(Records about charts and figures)
###

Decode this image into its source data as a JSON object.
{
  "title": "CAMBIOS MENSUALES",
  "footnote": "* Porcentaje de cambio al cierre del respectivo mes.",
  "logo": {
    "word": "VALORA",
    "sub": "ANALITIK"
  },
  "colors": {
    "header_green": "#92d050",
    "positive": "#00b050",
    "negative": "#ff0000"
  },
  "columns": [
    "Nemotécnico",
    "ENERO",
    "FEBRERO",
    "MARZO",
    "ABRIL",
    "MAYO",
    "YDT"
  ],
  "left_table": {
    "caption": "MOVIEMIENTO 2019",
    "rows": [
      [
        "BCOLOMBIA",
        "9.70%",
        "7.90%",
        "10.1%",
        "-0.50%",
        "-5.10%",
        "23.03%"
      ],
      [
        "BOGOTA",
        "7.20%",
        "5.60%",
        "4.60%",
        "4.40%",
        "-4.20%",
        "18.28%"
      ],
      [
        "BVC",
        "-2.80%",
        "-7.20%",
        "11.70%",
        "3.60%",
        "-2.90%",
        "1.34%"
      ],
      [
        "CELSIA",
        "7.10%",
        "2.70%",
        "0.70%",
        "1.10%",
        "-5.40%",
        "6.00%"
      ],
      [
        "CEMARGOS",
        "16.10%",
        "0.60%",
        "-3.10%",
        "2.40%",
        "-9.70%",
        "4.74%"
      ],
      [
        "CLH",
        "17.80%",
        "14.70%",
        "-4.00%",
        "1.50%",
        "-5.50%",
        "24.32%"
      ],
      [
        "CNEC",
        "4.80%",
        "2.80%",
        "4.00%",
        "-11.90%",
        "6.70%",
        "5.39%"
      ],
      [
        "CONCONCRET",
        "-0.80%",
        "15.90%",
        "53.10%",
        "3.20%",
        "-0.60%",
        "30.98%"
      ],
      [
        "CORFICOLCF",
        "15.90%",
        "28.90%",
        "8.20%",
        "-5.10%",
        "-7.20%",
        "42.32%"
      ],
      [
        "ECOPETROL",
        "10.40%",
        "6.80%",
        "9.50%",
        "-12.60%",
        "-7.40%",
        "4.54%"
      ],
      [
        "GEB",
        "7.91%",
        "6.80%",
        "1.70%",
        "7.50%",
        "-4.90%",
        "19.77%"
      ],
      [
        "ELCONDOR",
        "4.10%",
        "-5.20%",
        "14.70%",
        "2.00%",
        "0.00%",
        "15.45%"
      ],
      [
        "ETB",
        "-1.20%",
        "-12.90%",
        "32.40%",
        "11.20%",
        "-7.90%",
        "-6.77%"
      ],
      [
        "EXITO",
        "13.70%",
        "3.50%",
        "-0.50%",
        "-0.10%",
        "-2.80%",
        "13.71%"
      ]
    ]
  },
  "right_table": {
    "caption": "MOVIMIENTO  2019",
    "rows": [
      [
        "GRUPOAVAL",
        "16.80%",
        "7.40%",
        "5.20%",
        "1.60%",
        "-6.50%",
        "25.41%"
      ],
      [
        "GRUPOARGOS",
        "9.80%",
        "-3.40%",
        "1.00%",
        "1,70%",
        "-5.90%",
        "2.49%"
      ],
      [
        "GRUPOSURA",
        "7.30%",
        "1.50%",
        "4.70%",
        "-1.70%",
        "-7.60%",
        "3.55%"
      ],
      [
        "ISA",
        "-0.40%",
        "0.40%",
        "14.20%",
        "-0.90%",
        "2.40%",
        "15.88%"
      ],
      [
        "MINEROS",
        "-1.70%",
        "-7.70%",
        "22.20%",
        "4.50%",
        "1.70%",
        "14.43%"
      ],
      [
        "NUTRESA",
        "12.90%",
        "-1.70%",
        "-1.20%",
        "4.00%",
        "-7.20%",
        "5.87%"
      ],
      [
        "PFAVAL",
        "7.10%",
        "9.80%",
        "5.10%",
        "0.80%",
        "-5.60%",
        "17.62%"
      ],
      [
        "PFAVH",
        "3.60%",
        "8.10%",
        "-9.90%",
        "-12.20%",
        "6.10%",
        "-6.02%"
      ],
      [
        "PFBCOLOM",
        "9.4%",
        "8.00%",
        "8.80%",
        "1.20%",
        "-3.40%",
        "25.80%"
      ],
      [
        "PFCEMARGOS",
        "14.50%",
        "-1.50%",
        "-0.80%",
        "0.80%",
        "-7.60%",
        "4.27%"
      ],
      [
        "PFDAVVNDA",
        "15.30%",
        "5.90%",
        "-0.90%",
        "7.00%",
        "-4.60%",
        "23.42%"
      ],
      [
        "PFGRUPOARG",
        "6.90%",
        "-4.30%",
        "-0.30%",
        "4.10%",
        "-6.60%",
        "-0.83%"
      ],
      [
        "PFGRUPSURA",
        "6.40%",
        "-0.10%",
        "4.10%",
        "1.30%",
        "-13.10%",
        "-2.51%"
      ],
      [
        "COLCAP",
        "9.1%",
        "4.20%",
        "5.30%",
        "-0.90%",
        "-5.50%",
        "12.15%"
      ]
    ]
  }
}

###

[AIM OF THE TASK] Which lines contain "caption"? Show each of them.

[EXERCISE ANSWER]
    "caption": "MOVIEMIENTO 2019",
    "caption": "MOVIMIENTO  2019",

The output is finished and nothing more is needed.